◆ Supplied material

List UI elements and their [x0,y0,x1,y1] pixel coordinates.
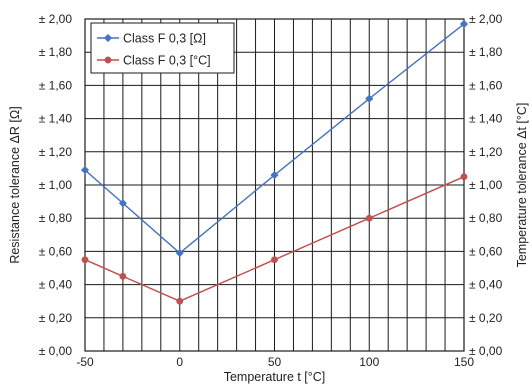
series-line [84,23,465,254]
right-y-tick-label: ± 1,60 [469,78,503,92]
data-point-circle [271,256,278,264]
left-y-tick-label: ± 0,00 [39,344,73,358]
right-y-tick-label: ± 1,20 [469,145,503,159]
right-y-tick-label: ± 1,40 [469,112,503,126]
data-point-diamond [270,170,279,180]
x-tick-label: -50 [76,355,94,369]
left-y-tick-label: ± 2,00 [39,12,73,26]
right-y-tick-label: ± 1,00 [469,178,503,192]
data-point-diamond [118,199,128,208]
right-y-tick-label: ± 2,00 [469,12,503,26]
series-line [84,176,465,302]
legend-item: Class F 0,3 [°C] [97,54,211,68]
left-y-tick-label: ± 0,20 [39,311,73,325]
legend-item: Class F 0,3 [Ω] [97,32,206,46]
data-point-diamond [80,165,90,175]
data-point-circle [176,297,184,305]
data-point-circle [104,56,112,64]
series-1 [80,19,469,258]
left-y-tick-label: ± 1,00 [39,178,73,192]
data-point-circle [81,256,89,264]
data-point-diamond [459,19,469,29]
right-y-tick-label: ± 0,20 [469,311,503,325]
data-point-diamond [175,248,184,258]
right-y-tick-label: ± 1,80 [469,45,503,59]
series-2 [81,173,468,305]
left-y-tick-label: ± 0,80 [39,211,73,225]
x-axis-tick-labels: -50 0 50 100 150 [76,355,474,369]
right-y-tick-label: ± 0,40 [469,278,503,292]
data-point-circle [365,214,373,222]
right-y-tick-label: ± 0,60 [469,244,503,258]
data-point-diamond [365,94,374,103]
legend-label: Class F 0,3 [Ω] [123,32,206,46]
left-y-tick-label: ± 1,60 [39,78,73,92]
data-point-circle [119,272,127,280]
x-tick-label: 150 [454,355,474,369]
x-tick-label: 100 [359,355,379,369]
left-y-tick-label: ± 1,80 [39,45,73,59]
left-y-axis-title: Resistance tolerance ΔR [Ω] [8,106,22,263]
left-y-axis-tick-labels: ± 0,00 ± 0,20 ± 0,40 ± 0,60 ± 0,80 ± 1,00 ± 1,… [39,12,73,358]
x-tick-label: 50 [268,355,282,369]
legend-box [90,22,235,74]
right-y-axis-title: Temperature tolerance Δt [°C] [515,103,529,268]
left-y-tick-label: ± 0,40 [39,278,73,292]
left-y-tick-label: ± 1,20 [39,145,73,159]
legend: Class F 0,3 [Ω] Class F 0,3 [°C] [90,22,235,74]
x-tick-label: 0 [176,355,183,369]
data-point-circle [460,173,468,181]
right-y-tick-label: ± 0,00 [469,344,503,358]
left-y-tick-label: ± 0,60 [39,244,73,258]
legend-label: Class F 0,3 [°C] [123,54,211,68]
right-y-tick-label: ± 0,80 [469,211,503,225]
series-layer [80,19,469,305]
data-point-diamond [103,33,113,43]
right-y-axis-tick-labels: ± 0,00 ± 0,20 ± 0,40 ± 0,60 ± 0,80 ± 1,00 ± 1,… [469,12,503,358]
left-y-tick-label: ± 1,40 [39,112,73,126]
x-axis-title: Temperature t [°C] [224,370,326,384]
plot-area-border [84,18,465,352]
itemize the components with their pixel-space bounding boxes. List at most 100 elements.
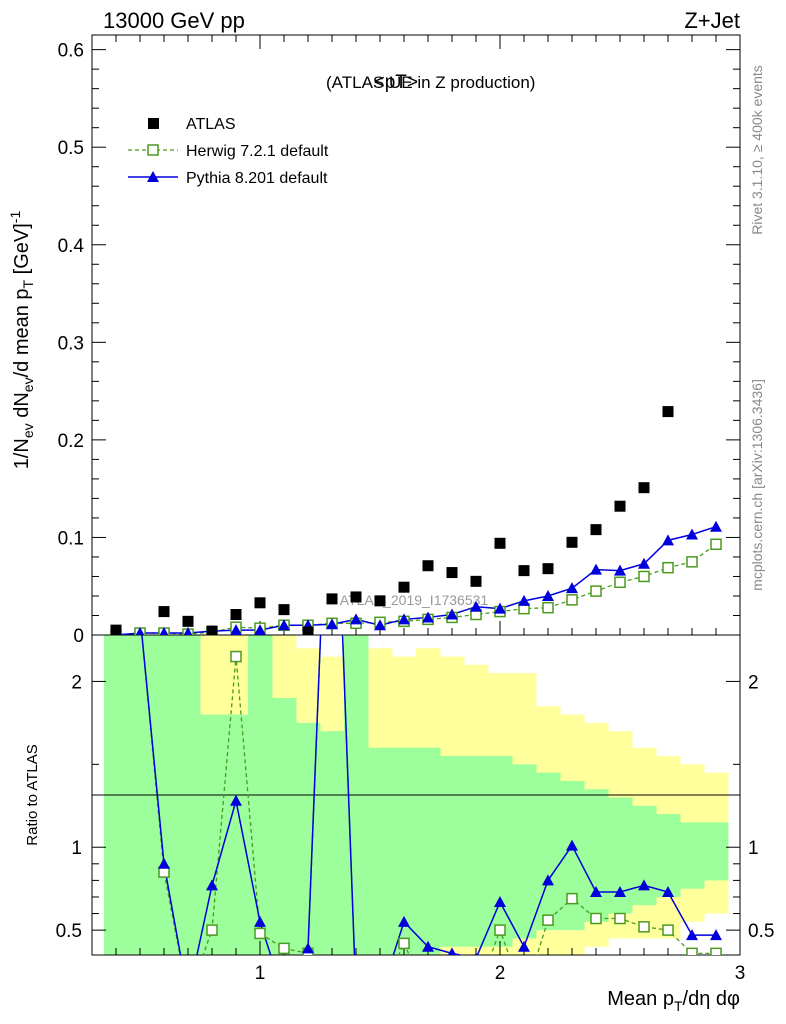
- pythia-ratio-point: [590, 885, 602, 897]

◆ What to produce
Substitute "Grade" for every "Class" in all of the entries above and change nothing else. Leave the pictures out of your answer.

◆ Solution to the exercise
List UI elements and their [x0,y0,x1,y1] pixel coordinates.
series-line [84,23,465,254]
right-y-tick-label: ± 1,60 [469,78,503,92]
data-point-circle [271,256,278,264]
left-y-tick-label: ± 0,00 [39,344,73,358]
right-y-tick-label: ± 1,20 [469,145,503,159]
right-y-tick-label: ± 1,40 [469,112,503,126]
data-point-diamond [270,170,279,180]
x-tick-label: -50 [76,355,94,369]
left-y-tick-label: ± 2,00 [39,12,73,26]
right-y-tick-label: ± 1,00 [469,178,503,192]
data-point-diamond [118,199,128,208]
right-y-tick-label: ± 2,00 [469,12,503,26]
series-line [84,176,465,302]
legend-item: Grade F 0,3 [°C] [97,54,211,68]
left-y-tick-label: ± 0,20 [39,311,73,325]
legend-item: Grade F 0,3 [Ω] [97,32,206,46]
data-point-diamond [80,165,90,175]
data-point-circle [176,297,184,305]
data-point-circle [104,56,112,64]
series-1 [80,19,469,258]
left-y-tick-label: ± 1,00 [39,178,73,192]
data-point-circle [81,256,89,264]
data-point-diamond [459,19,469,29]
right-y-tick-label: ± 0,20 [469,311,503,325]
data-point-diamond [175,248,184,258]
right-y-tick-label: ± 1,80 [469,45,503,59]
series-2 [81,173,468,305]
left-y-tick-label: ± 0,80 [39,211,73,225]
x-axis-tick-labels: -50 0 50 100 150 [76,355,474,369]
right-y-tick-label: ± 0,40 [469,278,503,292]
data-point-circle [365,214,373,222]
right-y-tick-label: ± 0,60 [469,244,503,258]
data-point-diamond [365,94,374,103]
legend-label: Grade F 0,3 [Ω] [123,32,206,46]
left-y-tick-label: ± 1,60 [39,78,73,92]
data-point-circle [119,272,127,280]
x-tick-label: 150 [454,355,474,369]
x-tick-label: 100 [359,355,379,369]
left-y-tick-label: ± 1,80 [39,45,73,59]
left-y-axis-title: Resistance tolerance ΔR [Ω] [8,106,22,263]
left-y-axis-tick-labels: ± 0,00 ± 0,20 ± 0,40 ± 0,60 ± 0,80 ± 1,00 ± 1,… [39,12,73,358]
x-tick-label: 50 [268,355,282,369]
legend-box [90,22,235,74]
right-y-axis-title: Temperature tolerance Δt [°C] [515,103,529,268]
left-y-tick-label: ± 0,40 [39,278,73,292]
left-y-tick-label: ± 1,20 [39,145,73,159]
legend: Grade F 0,3 [Ω] Grade F 0,3 [°C] [90,22,235,74]
x-tick-label: 0 [176,355,183,369]
data-point-circle [460,173,468,181]
right-y-tick-label: ± 0,00 [469,344,503,358]
left-y-tick-label: ± 0,60 [39,244,73,258]
legend-label: Grade F 0,3 [°C] [123,54,211,68]
right-y-tick-label: ± 0,80 [469,211,503,225]
series-layer [80,19,469,305]
data-point-diamond [103,33,113,43]
right-y-axis-tick-labels: ± 0,00 ± 0,20 ± 0,40 ± 0,60 ± 0,80 ± 1,00 ± 1,… [469,12,503,358]
left-y-tick-label: ± 1,40 [39,112,73,126]
x-axis-title: Temperature t [°C] [224,370,326,384]
plot-area-border [84,18,465,352]
itemize the components with their pixel-space bounding boxes. List at most 100 elements.
- pythia-ratio-point: [590, 885, 602, 897]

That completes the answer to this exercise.